Print each line exactly as it is given.

Entries with figure data:

┄┄┄┄┄┄

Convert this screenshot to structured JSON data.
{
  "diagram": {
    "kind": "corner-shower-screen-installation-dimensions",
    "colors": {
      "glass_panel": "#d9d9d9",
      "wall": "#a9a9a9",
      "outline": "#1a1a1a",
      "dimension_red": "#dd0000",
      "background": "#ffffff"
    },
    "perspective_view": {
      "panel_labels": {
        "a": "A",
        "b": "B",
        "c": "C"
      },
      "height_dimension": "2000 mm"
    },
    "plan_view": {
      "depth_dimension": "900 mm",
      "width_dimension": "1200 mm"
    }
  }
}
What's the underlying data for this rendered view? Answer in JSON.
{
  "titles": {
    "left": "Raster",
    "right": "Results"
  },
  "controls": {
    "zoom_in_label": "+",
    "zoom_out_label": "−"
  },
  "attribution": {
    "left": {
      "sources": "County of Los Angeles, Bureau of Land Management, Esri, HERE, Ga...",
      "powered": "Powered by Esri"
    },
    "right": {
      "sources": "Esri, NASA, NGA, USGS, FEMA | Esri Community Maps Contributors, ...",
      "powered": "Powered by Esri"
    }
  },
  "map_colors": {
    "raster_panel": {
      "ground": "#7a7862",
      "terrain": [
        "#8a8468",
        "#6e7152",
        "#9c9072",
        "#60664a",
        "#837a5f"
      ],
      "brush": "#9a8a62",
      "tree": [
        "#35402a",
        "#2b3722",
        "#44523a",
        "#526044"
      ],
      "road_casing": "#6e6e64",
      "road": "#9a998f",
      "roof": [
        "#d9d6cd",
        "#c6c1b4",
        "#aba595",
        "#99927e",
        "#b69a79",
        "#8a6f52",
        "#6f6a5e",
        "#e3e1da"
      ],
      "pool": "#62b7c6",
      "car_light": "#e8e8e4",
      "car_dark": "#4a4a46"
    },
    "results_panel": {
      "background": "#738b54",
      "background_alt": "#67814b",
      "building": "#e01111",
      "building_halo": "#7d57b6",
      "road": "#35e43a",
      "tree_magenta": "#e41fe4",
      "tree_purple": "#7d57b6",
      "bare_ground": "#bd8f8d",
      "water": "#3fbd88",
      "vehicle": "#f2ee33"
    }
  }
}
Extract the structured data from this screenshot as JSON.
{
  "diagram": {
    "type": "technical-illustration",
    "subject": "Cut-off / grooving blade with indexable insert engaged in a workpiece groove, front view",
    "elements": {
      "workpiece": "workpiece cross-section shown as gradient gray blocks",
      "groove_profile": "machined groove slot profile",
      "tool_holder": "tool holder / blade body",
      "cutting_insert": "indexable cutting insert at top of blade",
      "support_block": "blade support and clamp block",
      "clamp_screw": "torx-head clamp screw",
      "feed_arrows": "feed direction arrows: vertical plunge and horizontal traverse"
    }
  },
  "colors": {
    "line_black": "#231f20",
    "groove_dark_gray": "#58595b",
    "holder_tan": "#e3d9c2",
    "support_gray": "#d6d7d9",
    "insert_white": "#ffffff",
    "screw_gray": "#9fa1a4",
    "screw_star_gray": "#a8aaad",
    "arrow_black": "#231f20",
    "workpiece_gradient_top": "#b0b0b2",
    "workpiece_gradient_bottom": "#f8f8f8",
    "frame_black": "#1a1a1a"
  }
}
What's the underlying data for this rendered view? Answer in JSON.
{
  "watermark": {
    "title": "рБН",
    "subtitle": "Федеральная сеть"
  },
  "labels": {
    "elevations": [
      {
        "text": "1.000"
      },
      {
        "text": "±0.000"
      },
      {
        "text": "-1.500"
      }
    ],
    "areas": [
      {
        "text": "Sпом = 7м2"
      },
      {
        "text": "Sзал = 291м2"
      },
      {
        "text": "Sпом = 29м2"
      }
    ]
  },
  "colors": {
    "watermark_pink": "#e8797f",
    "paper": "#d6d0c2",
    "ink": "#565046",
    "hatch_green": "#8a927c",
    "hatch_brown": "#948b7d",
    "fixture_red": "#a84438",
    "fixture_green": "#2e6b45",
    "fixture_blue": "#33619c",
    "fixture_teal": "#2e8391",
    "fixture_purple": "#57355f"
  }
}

┄┄┄┄┄┄

*THE SOLUTION*:
Convert this screenshot to structured JSON data.
{
  "diagram": {
    "kind": "corner-shower-screen-installation-dimensions",
    "colors": {
      "glass_panel": "#d9d9d9",
      "wall": "#a9a9a9",
      "outline": "#1a1a1a",
      "dimension_red": "#dd0000",
      "background": "#ffffff"
    },
    "perspective_view": {
      "panel_labels": {
        "a": "A",
        "b": "B",
        "c": "C"
      },
      "height_dimension": "2000 mm"
    },
    "plan_view": {
      "depth_dimension": "900 mm",
      "width_dimension": "1200 mm"
    }
  }
}
What's the underlying data for this rendered view? Answer in JSON.
{
  "titles": {
    "left": "Raster",
    "right": "Results"
  },
  "controls": {
    "zoom_in_label": "+",
    "zoom_out_label": "−"
  },
  "attribution": {
    "left": {
      "sources": "County of Los Angeles, Bureau of Land Management, Esri, HERE, Ga...",
      "powered": "Powered by Esri"
    },
    "right": {
      "sources": "Esri, NASA, NGA, USGS, FEMA | Esri Community Maps Contributors, ...",
      "powered": "Powered by Esri"
    }
  },
  "map_colors": {
    "raster_panel": {
      "ground": "#7a7862",
      "terrain": [
        "#8a8468",
        "#6e7152",
        "#9c9072",
        "#60664a",
        "#837a5f"
      ],
      "brush": "#9a8a62",
      "tree": [
        "#35402a",
        "#2b3722",
        "#44523a",
        "#526044"
      ],
      "road_casing": "#6e6e64",
      "road": "#9a998f",
      "roof": [
        "#d9d6cd",
        "#c6c1b4",
        "#aba595",
        "#99927e",
        "#b69a79",
        "#8a6f52",
        "#6f6a5e",
        "#e3e1da"
      ],
      "pool": "#62b7c6",
      "car_light": "#e8e8e4",
      "car_dark": "#4a4a46"
    },
    "results_panel": {
      "background": "#738b54",
      "background_alt": "#67814b",
      "building": "#e01111",
      "building_halo": "#7d57b6",
      "road": "#35e43a",
      "tree_magenta": "#e41fe4",
      "tree_purple": "#7d57b6",
      "bare_ground": "#bd8f8d",
      "water": "#3fbd88",
      "vehicle": "#f2ee33"
    }
  }
}
Extract the structured data from this screenshot as JSON.
{
  "diagram": {
    "type": "technical-illustration",
    "subject": "Cut-off / grooving blade with indexable insert engaged in a workpiece groove, front view",
    "elements": {
      "workpiece": "workpiece cross-section shown as gradient gray blocks",
      "groove_profile": "machined groove slot profile",
      "tool_holder": "tool holder / blade body",
      "cutting_insert": "indexable cutting insert at top of blade",
      "support_block": "blade support and clamp block",
      "clamp_screw": "torx-head clamp screw",
      "feed_arrows": "feed direction arrows: vertical plunge and horizontal traverse"
    }
  },
  "colors": {
    "line_black": "#231f20",
    "groove_dark_gray": "#58595b",
    "holder_tan": "#e3d9c2",
    "support_gray": "#d6d7d9",
    "insert_white": "#ffffff",
    "screw_gray": "#9fa1a4",
    "screw_star_gray": "#a8aaad",
    "arrow_black": "#231f20",
    "workpiece_gradient_top": "#b0b0b2",
    "workpiece_gradient_bottom": "#f8f8f8",
    "frame_black": "#1a1a1a"
  }
}
What's the underlying data for this rendered view? Answer in JSON.
{
  "watermark": {
    "title": "рБН",
    "subtitle": "Федеральная сеть"
  },
  "labels": {
    "elevations": [
      {
        "text": "1.000"
      },
      {
        "text": "±0.000"
      },
      {
        "text": "-1.500"
      }
    ],
    "areas": [
      {
        "text": "Sпом = 7м2"
      },
      {
        "text": "Sзал = 291м2"
      },
      {
        "text": "Sпом = 29м2"
      }
    ]
  },
  "colors": {
    "watermark_pink": "#e8797f",
    "paper": "#d6d0c2",
    "ink": "#565046",
    "hatch_green": "#8a927c",
    "hatch_brown": "#948b7d",
    "fixture_red": "#a84438",
    "fixture_green": "#2e6b45",
    "fixture_blue": "#33619c",
    "fixture_teal": "#2e8391",
    "fixture_purple": "#57355f"
  }
}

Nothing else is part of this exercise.